Required task: Without including any pictures, copy each entry below exactly.

■ ■ ■

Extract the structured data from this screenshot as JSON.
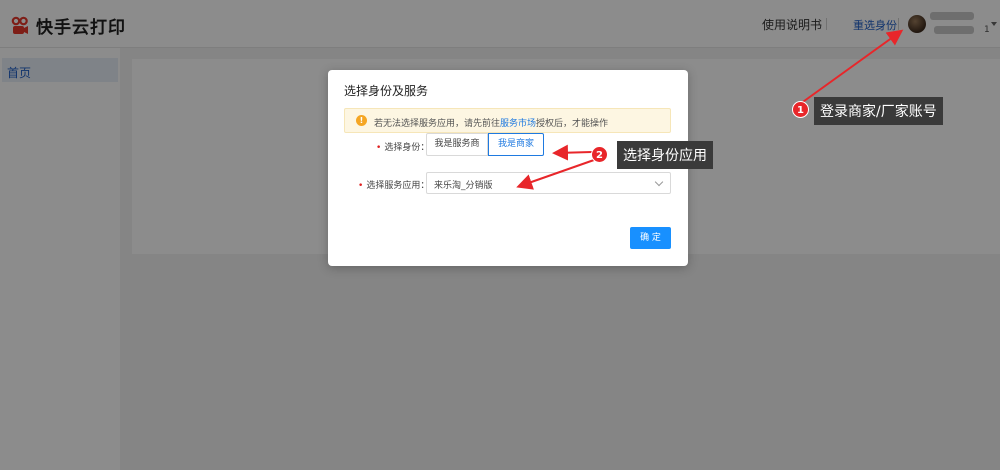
{
  "header": {
    "logo_text": "快手云打印",
    "manual_link": "使用说明书",
    "reselect_link": "重选身份",
    "user_id": "1"
  },
  "sidebar": {
    "items": [
      {
        "label": "首页"
      }
    ]
  },
  "modal": {
    "title": "选择身份及服务",
    "alert": {
      "icon": "!",
      "text_before": "若无法选择服务应用，请先前往",
      "link": "服务市场",
      "text_after": "授权后，才能操作"
    },
    "identity_label": "选择身份：",
    "identity_options": [
      "我是服务商",
      "我是商家"
    ],
    "identity_selected": "我是商家",
    "service_label": "选择服务应用：",
    "service_value": "来乐淘_分销版",
    "confirm_label": "确 定"
  },
  "annotations": [
    {
      "number": "1",
      "text": "登录商家/厂家账号"
    },
    {
      "number": "2",
      "text": "选择身份应用"
    }
  ],
  "colors": {
    "accent": "#1890ff",
    "link": "#1f7ae0",
    "annotation_red": "#e8262a",
    "logo_red": "#e5372b"
  }
}
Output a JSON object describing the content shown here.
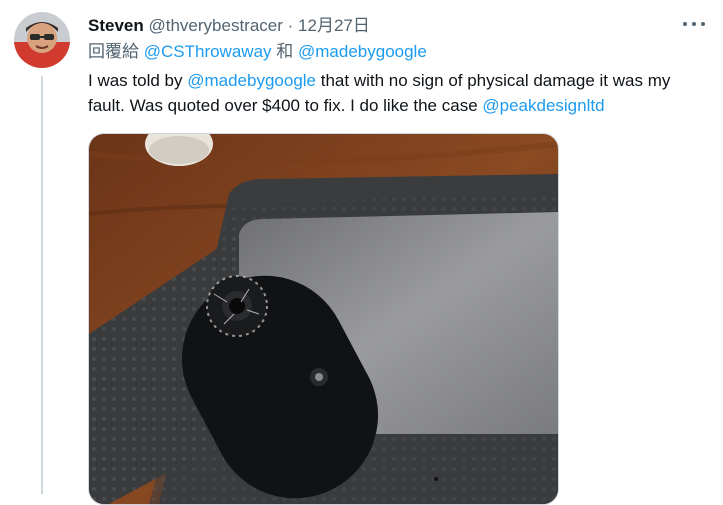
{
  "tweet": {
    "author_name": "Steven",
    "author_handle": "@thverybestracer",
    "separator": "·",
    "timestamp": "12月27日",
    "reply_prefix": "回覆給",
    "reply_mention_1": "@CSThrowaway",
    "reply_joiner": "和",
    "reply_mention_2": "@madebygoogle",
    "text_part_1": "I was told by ",
    "text_mention_1": "@madebygoogle",
    "text_part_2": " that with no sign of physical damage it was my fault. Was quoted over $400 to fix. I do like the case ",
    "text_mention_2": "@peakdesignltd"
  },
  "icons": {
    "more": "more-horizontal-icon"
  },
  "colors": {
    "link": "#1d9bf0",
    "secondary_text": "#536471",
    "primary_text": "#0f1419",
    "thread_line": "#cfd9de"
  }
}
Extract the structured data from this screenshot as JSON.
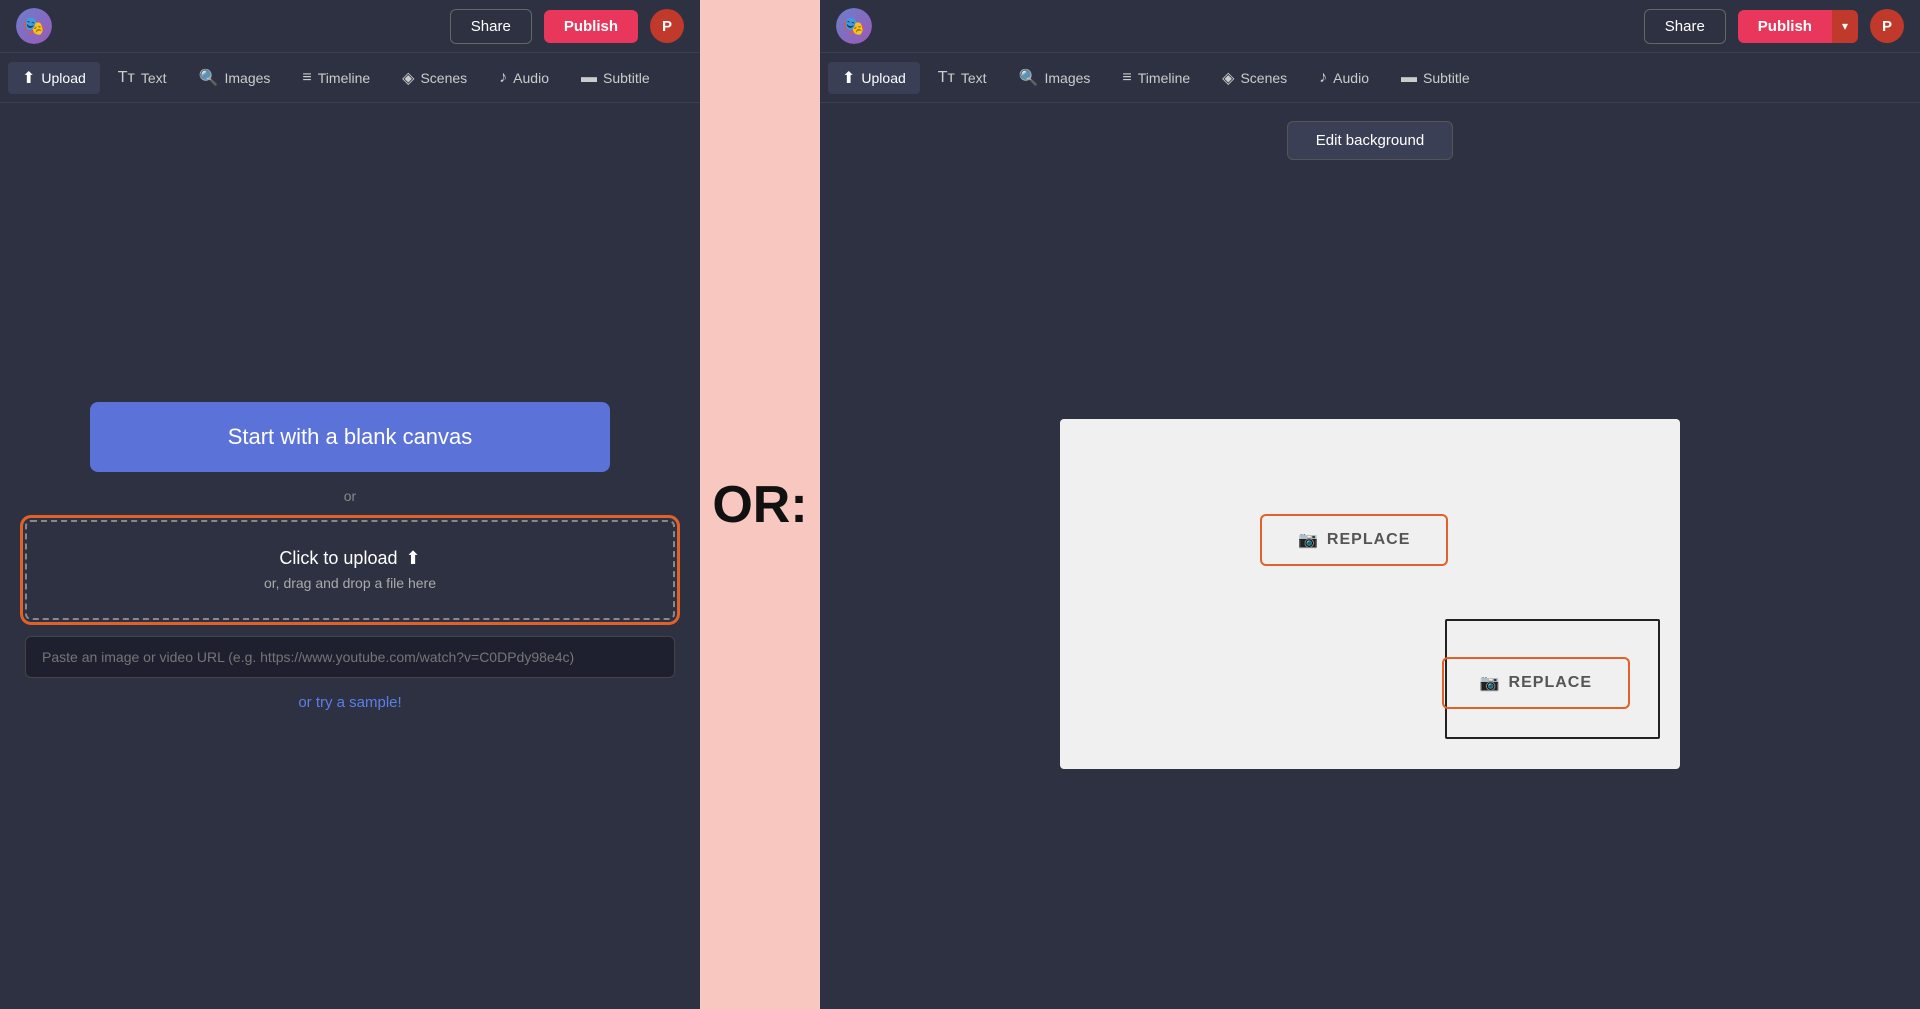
{
  "left": {
    "header": {
      "share_label": "Share",
      "publish_label": "Publish",
      "avatar_label": "P"
    },
    "toolbar": {
      "items": [
        {
          "id": "upload",
          "icon": "⬆",
          "label": "Upload"
        },
        {
          "id": "text",
          "icon": "T",
          "label": "Text"
        },
        {
          "id": "images",
          "icon": "🔍",
          "label": "Images"
        },
        {
          "id": "timeline",
          "icon": "≡",
          "label": "Timeline"
        },
        {
          "id": "scenes",
          "icon": "◈",
          "label": "Scenes"
        },
        {
          "id": "audio",
          "icon": "♪",
          "label": "Audio"
        },
        {
          "id": "subtitle",
          "icon": "▬",
          "label": "Subtitle"
        }
      ]
    },
    "main": {
      "blank_canvas_label": "Start with a blank canvas",
      "or_text": "or",
      "upload_zone": {
        "click_label": "Click to upload",
        "drag_label": "or, drag and drop a file here"
      },
      "url_placeholder": "Paste an image or video URL (e.g. https://www.youtube.com/watch?v=C0DPdy98e4c)",
      "try_sample_label": "or try a sample!"
    }
  },
  "separator": {
    "label": "OR:"
  },
  "right": {
    "header": {
      "share_label": "Share",
      "publish_label": "Publish",
      "avatar_label": "P"
    },
    "toolbar": {
      "items": [
        {
          "id": "upload",
          "icon": "⬆",
          "label": "Upload"
        },
        {
          "id": "text",
          "icon": "T",
          "label": "Text"
        },
        {
          "id": "images",
          "icon": "🔍",
          "label": "Images"
        },
        {
          "id": "timeline",
          "icon": "≡",
          "label": "Timeline"
        },
        {
          "id": "scenes",
          "icon": "◈",
          "label": "Scenes"
        },
        {
          "id": "audio",
          "icon": "♪",
          "label": "Audio"
        },
        {
          "id": "subtitle",
          "icon": "▬",
          "label": "Subtitle"
        }
      ]
    },
    "edit_bg_label": "Edit background",
    "replace_label": "REPLACE",
    "replace2_label": "REPLACE"
  }
}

■ ■ ■

Solved exercise:
Extract the structured data from this screenshot as JSON.
{
  "header": {
    "logo_text": "快手云打印",
    "manual_link": "使用说明书",
    "reselect_link": "重选身份",
    "user_id": "1"
  },
  "sidebar": {
    "items": [
      {
        "label": "首页"
      }
    ]
  },
  "modal": {
    "title": "选择身份及服务",
    "alert": {
      "icon": "!",
      "text_before": "若无法选择服务应用，请先前往",
      "link": "服务市场",
      "text_after": "授权后，才能操作"
    },
    "identity_label": "选择身份：",
    "identity_options": [
      "我是服务商",
      "我是商家"
    ],
    "identity_selected": "我是商家",
    "service_label": "选择服务应用：",
    "service_value": "来乐淘_分销版",
    "confirm_label": "确 定"
  },
  "annotations": [
    {
      "number": "1",
      "text": "登录商家/厂家账号"
    },
    {
      "number": "2",
      "text": "选择身份应用"
    }
  ],
  "colors": {
    "accent": "#1890ff",
    "link": "#1f7ae0",
    "annotation_red": "#e8262a",
    "logo_red": "#e5372b"
  }
}
Output a JSON object describing the content shown here.
{
  "tweet": {
    "author_name": "Steven",
    "author_handle": "@thverybestracer",
    "separator": "·",
    "timestamp": "12月27日",
    "reply_prefix": "回覆給",
    "reply_mention_1": "@CSThrowaway",
    "reply_joiner": "和",
    "reply_mention_2": "@madebygoogle",
    "text_part_1": "I was told by ",
    "text_mention_1": "@madebygoogle",
    "text_part_2": " that with no sign of physical damage it was my fault. Was quoted over $400 to fix. I do like the case ",
    "text_mention_2": "@peakdesignltd"
  },
  "icons": {
    "more": "more-horizontal-icon"
  },
  "colors": {
    "link": "#1d9bf0",
    "secondary_text": "#536471",
    "primary_text": "#0f1419",
    "thread_line": "#cfd9de"
  }
}
Extract the structured data from this screenshot as JSON.
{
  "left": {
    "header": {
      "share_label": "Share",
      "publish_label": "Publish",
      "avatar_label": "P"
    },
    "toolbar": {
      "items": [
        {
          "id": "upload",
          "icon": "⬆",
          "label": "Upload"
        },
        {
          "id": "text",
          "icon": "T",
          "label": "Text"
        },
        {
          "id": "images",
          "icon": "🔍",
          "label": "Images"
        },
        {
          "id": "timeline",
          "icon": "≡",
          "label": "Timeline"
        },
        {
          "id": "scenes",
          "icon": "◈",
          "label": "Scenes"
        },
        {
          "id": "audio",
          "icon": "♪",
          "label": "Audio"
        },
        {
          "id": "subtitle",
          "icon": "▬",
          "label": "Subtitle"
        }
      ]
    },
    "main": {
      "blank_canvas_label": "Start with a blank canvas",
      "or_text": "or",
      "upload_zone": {
        "click_label": "Click to upload",
        "drag_label": "or, drag and drop a file here"
      },
      "url_placeholder": "Paste an image or video URL (e.g. https://www.youtube.com/watch?v=C0DPdy98e4c)",
      "try_sample_label": "or try a sample!"
    }
  },
  "separator": {
    "label": "OR:"
  },
  "right": {
    "header": {
      "share_label": "Share",
      "publish_label": "Publish",
      "avatar_label": "P"
    },
    "toolbar": {
      "items": [
        {
          "id": "upload",
          "icon": "⬆",
          "label": "Upload"
        },
        {
          "id": "text",
          "icon": "T",
          "label": "Text"
        },
        {
          "id": "images",
          "icon": "🔍",
          "label": "Images"
        },
        {
          "id": "timeline",
          "icon": "≡",
          "label": "Timeline"
        },
        {
          "id": "scenes",
          "icon": "◈",
          "label": "Scenes"
        },
        {
          "id": "audio",
          "icon": "♪",
          "label": "Audio"
        },
        {
          "id": "subtitle",
          "icon": "▬",
          "label": "Subtitle"
        }
      ]
    },
    "edit_bg_label": "Edit background",
    "replace_label": "REPLACE",
    "replace2_label": "REPLACE"
  }
}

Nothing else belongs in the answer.